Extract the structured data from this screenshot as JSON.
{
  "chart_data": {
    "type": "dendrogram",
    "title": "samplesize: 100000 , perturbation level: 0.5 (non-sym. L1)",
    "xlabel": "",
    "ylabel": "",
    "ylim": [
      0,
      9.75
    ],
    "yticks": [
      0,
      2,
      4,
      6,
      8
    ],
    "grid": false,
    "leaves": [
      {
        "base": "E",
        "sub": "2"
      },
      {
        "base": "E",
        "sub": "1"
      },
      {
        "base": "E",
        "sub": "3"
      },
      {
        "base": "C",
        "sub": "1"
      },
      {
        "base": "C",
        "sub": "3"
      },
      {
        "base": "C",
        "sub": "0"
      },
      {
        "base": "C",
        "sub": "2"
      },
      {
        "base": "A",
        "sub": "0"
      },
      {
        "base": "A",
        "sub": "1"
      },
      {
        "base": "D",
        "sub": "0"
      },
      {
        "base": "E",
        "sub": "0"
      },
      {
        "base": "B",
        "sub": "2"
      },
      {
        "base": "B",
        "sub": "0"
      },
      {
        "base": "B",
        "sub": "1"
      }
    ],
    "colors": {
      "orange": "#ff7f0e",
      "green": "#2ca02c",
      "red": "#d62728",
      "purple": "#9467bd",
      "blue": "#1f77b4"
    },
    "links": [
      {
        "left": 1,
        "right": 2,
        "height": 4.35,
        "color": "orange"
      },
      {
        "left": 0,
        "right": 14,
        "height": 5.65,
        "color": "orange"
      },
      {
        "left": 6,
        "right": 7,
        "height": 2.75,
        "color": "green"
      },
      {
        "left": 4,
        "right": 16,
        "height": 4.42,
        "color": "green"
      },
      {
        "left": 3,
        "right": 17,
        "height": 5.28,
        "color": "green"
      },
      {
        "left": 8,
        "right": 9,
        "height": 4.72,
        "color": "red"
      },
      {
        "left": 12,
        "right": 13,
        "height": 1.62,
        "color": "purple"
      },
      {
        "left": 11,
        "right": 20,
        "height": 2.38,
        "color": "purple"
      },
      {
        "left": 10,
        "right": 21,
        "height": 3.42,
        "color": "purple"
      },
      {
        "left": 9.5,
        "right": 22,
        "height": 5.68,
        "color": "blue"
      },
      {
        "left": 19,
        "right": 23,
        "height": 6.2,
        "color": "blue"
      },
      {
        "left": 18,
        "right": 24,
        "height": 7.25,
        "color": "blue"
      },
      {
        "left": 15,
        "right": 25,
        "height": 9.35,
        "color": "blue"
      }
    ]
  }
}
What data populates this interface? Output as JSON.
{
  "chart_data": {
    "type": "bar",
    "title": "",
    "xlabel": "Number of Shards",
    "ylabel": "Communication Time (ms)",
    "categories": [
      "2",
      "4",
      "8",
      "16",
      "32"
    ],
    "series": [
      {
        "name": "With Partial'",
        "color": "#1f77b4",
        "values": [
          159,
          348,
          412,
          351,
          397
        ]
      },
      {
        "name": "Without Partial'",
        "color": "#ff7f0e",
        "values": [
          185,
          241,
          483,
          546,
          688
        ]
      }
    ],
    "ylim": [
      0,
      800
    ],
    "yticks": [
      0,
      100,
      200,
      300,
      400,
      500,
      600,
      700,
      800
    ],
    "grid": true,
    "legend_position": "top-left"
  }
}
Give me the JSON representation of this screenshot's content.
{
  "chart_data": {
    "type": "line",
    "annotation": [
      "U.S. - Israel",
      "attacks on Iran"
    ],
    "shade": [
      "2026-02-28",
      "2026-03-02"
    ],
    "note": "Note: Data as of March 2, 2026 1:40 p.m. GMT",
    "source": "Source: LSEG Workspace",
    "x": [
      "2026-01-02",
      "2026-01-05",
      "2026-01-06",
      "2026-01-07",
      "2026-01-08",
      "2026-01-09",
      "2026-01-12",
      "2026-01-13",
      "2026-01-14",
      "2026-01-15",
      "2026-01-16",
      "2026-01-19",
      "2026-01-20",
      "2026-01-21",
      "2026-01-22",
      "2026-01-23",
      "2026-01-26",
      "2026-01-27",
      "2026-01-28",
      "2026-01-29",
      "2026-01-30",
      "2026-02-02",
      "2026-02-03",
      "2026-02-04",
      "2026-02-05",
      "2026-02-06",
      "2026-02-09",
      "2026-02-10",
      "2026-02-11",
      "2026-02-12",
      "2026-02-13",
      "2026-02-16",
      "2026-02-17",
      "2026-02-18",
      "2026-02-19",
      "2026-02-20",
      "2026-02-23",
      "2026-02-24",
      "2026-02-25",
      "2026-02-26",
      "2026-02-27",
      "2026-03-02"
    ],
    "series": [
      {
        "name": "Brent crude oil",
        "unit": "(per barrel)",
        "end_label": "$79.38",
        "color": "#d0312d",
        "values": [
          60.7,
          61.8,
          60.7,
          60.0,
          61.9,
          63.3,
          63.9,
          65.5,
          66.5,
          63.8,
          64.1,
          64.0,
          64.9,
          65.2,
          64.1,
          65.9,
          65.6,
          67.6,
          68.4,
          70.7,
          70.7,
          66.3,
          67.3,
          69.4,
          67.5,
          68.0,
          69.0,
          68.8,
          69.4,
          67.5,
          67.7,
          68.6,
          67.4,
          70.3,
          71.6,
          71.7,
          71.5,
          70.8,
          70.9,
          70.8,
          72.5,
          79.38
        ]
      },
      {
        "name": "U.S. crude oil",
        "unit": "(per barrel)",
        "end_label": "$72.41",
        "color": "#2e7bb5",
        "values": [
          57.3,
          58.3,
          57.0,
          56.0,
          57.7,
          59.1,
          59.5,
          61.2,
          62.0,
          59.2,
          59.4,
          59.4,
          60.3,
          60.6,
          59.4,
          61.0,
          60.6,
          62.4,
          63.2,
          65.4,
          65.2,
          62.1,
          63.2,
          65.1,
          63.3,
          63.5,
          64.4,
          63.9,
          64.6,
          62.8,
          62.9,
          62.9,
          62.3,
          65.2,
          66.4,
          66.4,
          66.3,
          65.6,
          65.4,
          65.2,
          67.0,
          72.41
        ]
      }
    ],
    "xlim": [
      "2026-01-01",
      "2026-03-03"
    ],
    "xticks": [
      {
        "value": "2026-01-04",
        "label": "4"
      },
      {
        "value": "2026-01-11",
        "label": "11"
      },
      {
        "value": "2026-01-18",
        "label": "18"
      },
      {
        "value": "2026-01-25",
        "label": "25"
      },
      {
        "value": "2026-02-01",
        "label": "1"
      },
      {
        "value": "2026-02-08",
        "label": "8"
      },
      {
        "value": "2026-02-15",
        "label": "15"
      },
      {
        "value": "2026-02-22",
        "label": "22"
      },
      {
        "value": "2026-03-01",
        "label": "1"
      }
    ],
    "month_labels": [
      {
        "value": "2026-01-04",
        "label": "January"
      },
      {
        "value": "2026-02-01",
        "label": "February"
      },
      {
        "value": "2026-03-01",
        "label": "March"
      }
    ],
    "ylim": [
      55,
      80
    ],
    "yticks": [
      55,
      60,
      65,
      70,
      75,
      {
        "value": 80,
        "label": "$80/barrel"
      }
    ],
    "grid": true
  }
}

What you need to do
Write the entries again, exactly as they stand.

Solution
Extract the structured data from this screenshot as JSON.
{
  "chart_data": {
    "type": "dendrogram",
    "title": "samplesize: 100000 , perturbation level: 0.5 (non-sym. L1)",
    "xlabel": "",
    "ylabel": "",
    "ylim": [
      0,
      9.75
    ],
    "yticks": [
      0,
      2,
      4,
      6,
      8
    ],
    "grid": false,
    "leaves": [
      {
        "base": "E",
        "sub": "2"
      },
      {
        "base": "E",
        "sub": "1"
      },
      {
        "base": "E",
        "sub": "3"
      },
      {
        "base": "C",
        "sub": "1"
      },
      {
        "base": "C",
        "sub": "3"
      },
      {
        "base": "C",
        "sub": "0"
      },
      {
        "base": "C",
        "sub": "2"
      },
      {
        "base": "A",
        "sub": "0"
      },
      {
        "base": "A",
        "sub": "1"
      },
      {
        "base": "D",
        "sub": "0"
      },
      {
        "base": "E",
        "sub": "0"
      },
      {
        "base": "B",
        "sub": "2"
      },
      {
        "base": "B",
        "sub": "0"
      },
      {
        "base": "B",
        "sub": "1"
      }
    ],
    "colors": {
      "orange": "#ff7f0e",
      "green": "#2ca02c",
      "red": "#d62728",
      "purple": "#9467bd",
      "blue": "#1f77b4"
    },
    "links": [
      {
        "left": 1,
        "right": 2,
        "height": 4.35,
        "color": "orange"
      },
      {
        "left": 0,
        "right": 14,
        "height": 5.65,
        "color": "orange"
      },
      {
        "left": 6,
        "right": 7,
        "height": 2.75,
        "color": "green"
      },
      {
        "left": 4,
        "right": 16,
        "height": 4.42,
        "color": "green"
      },
      {
        "left": 3,
        "right": 17,
        "height": 5.28,
        "color": "green"
      },
      {
        "left": 8,
        "right": 9,
        "height": 4.72,
        "color": "red"
      },
      {
        "left": 12,
        "right": 13,
        "height": 1.62,
        "color": "purple"
      },
      {
        "left": 11,
        "right": 20,
        "height": 2.38,
        "color": "purple"
      },
      {
        "left": 10,
        "right": 21,
        "height": 3.42,
        "color": "purple"
      },
      {
        "left": 9.5,
        "right": 22,
        "height": 5.68,
        "color": "blue"
      },
      {
        "left": 19,
        "right": 23,
        "height": 6.2,
        "color": "blue"
      },
      {
        "left": 18,
        "right": 24,
        "height": 7.25,
        "color": "blue"
      },
      {
        "left": 15,
        "right": 25,
        "height": 9.35,
        "color": "blue"
      }
    ]
  }
}
What data populates this interface? Output as JSON.
{
  "chart_data": {
    "type": "bar",
    "title": "",
    "xlabel": "Number of Shards",
    "ylabel": "Communication Time (ms)",
    "categories": [
      "2",
      "4",
      "8",
      "16",
      "32"
    ],
    "series": [
      {
        "name": "With Partial'",
        "color": "#1f77b4",
        "values": [
          159,
          348,
          412,
          351,
          397
        ]
      },
      {
        "name": "Without Partial'",
        "color": "#ff7f0e",
        "values": [
          185,
          241,
          483,
          546,
          688
        ]
      }
    ],
    "ylim": [
      0,
      800
    ],
    "yticks": [
      0,
      100,
      200,
      300,
      400,
      500,
      600,
      700,
      800
    ],
    "grid": true,
    "legend_position": "top-left"
  }
}
Give me the JSON representation of this screenshot's content.
{
  "chart_data": {
    "type": "line",
    "annotation": [
      "U.S. - Israel",
      "attacks on Iran"
    ],
    "shade": [
      "2026-02-28",
      "2026-03-02"
    ],
    "note": "Note: Data as of March 2, 2026 1:40 p.m. GMT",
    "source": "Source: LSEG Workspace",
    "x": [
      "2026-01-02",
      "2026-01-05",
      "2026-01-06",
      "2026-01-07",
      "2026-01-08",
      "2026-01-09",
      "2026-01-12",
      "2026-01-13",
      "2026-01-14",
      "2026-01-15",
      "2026-01-16",
      "2026-01-19",
      "2026-01-20",
      "2026-01-21",
      "2026-01-22",
      "2026-01-23",
      "2026-01-26",
      "2026-01-27",
      "2026-01-28",
      "2026-01-29",
      "2026-01-30",
      "2026-02-02",
      "2026-02-03",
      "2026-02-04",
      "2026-02-05",
      "2026-02-06",
      "2026-02-09",
      "2026-02-10",
      "2026-02-11",
      "2026-02-12",
      "2026-02-13",
      "2026-02-16",
      "2026-02-17",
      "2026-02-18",
      "2026-02-19",
      "2026-02-20",
      "2026-02-23",
      "2026-02-24",
      "2026-02-25",
      "2026-02-26",
      "2026-02-27",
      "2026-03-02"
    ],
    "series": [
      {
        "name": "Brent crude oil",
        "unit": "(per barrel)",
        "end_label": "$79.38",
        "color": "#d0312d",
        "values": [
          60.7,
          61.8,
          60.7,
          60.0,
          61.9,
          63.3,
          63.9,
          65.5,
          66.5,
          63.8,
          64.1,
          64.0,
          64.9,
          65.2,
          64.1,
          65.9,
          65.6,
          67.6,
          68.4,
          70.7,
          70.7,
          66.3,
          67.3,
          69.4,
          67.5,
          68.0,
          69.0,
          68.8,
          69.4,
          67.5,
          67.7,
          68.6,
          67.4,
          70.3,
          71.6,
          71.7,
          71.5,
          70.8,
          70.9,
          70.8,
          72.5,
          79.38
        ]
      },
      {
        "name": "U.S. crude oil",
        "unit": "(per barrel)",
        "end_label": "$72.41",
        "color": "#2e7bb5",
        "values": [
          57.3,
          58.3,
          57.0,
          56.0,
          57.7,
          59.1,
          59.5,
          61.2,
          62.0,
          59.2,
          59.4,
          59.4,
          60.3,
          60.6,
          59.4,
          61.0,
          60.6,
          62.4,
          63.2,
          65.4,
          65.2,
          62.1,
          63.2,
          65.1,
          63.3,
          63.5,
          64.4,
          63.9,
          64.6,
          62.8,
          62.9,
          62.9,
          62.3,
          65.2,
          66.4,
          66.4,
          66.3,
          65.6,
          65.4,
          65.2,
          67.0,
          72.41
        ]
      }
    ],
    "xlim": [
      "2026-01-01",
      "2026-03-03"
    ],
    "xticks": [
      {
        "value": "2026-01-04",
        "label": "4"
      },
      {
        "value": "2026-01-11",
        "label": "11"
      },
      {
        "value": "2026-01-18",
        "label": "18"
      },
      {
        "value": "2026-01-25",
        "label": "25"
      },
      {
        "value": "2026-02-01",
        "label": "1"
      },
      {
        "value": "2026-02-08",
        "label": "8"
      },
      {
        "value": "2026-02-15",
        "label": "15"
      },
      {
        "value": "2026-02-22",
        "label": "22"
      },
      {
        "value": "2026-03-01",
        "label": "1"
      }
    ],
    "month_labels": [
      {
        "value": "2026-01-04",
        "label": "January"
      },
      {
        "value": "2026-02-01",
        "label": "February"
      },
      {
        "value": "2026-03-01",
        "label": "March"
      }
    ],
    "ylim": [
      55,
      80
    ],
    "yticks": [
      55,
      60,
      65,
      70,
      75,
      {
        "value": 80,
        "label": "$80/barrel"
      }
    ],
    "grid": true
  }
}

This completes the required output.